_EXERCISE GOAL_
Write out the entries verbatim and leave the images out of the copy.

_DATASET ROWS_
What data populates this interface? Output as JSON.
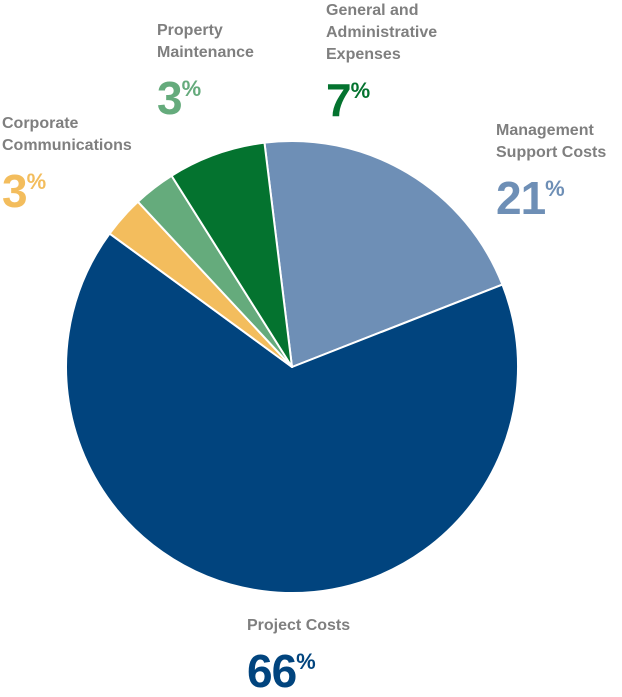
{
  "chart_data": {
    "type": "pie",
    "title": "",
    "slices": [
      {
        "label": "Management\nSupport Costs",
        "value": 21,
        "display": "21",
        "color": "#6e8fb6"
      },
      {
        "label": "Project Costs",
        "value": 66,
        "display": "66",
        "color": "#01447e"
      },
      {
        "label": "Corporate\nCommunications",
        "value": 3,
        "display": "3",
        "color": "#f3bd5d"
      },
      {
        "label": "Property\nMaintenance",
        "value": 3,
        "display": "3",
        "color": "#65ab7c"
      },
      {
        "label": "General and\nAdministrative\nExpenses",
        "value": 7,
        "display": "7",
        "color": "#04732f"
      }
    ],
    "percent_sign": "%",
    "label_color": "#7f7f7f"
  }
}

_OUTPUT OF THE EXERCISE_
What data populates this interface? Output as JSON.
{
  "chart_data": {
    "type": "pie",
    "title": "",
    "slices": [
      {
        "label": "Management\nSupport Costs",
        "value": 21,
        "display": "21",
        "color": "#6e8fb6"
      },
      {
        "label": "Project Costs",
        "value": 66,
        "display": "66",
        "color": "#01447e"
      },
      {
        "label": "Corporate\nCommunications",
        "value": 3,
        "display": "3",
        "color": "#f3bd5d"
      },
      {
        "label": "Property\nMaintenance",
        "value": 3,
        "display": "3",
        "color": "#65ab7c"
      },
      {
        "label": "General and\nAdministrative\nExpenses",
        "value": 7,
        "display": "7",
        "color": "#04732f"
      }
    ],
    "percent_sign": "%",
    "label_color": "#7f7f7f"
  }
}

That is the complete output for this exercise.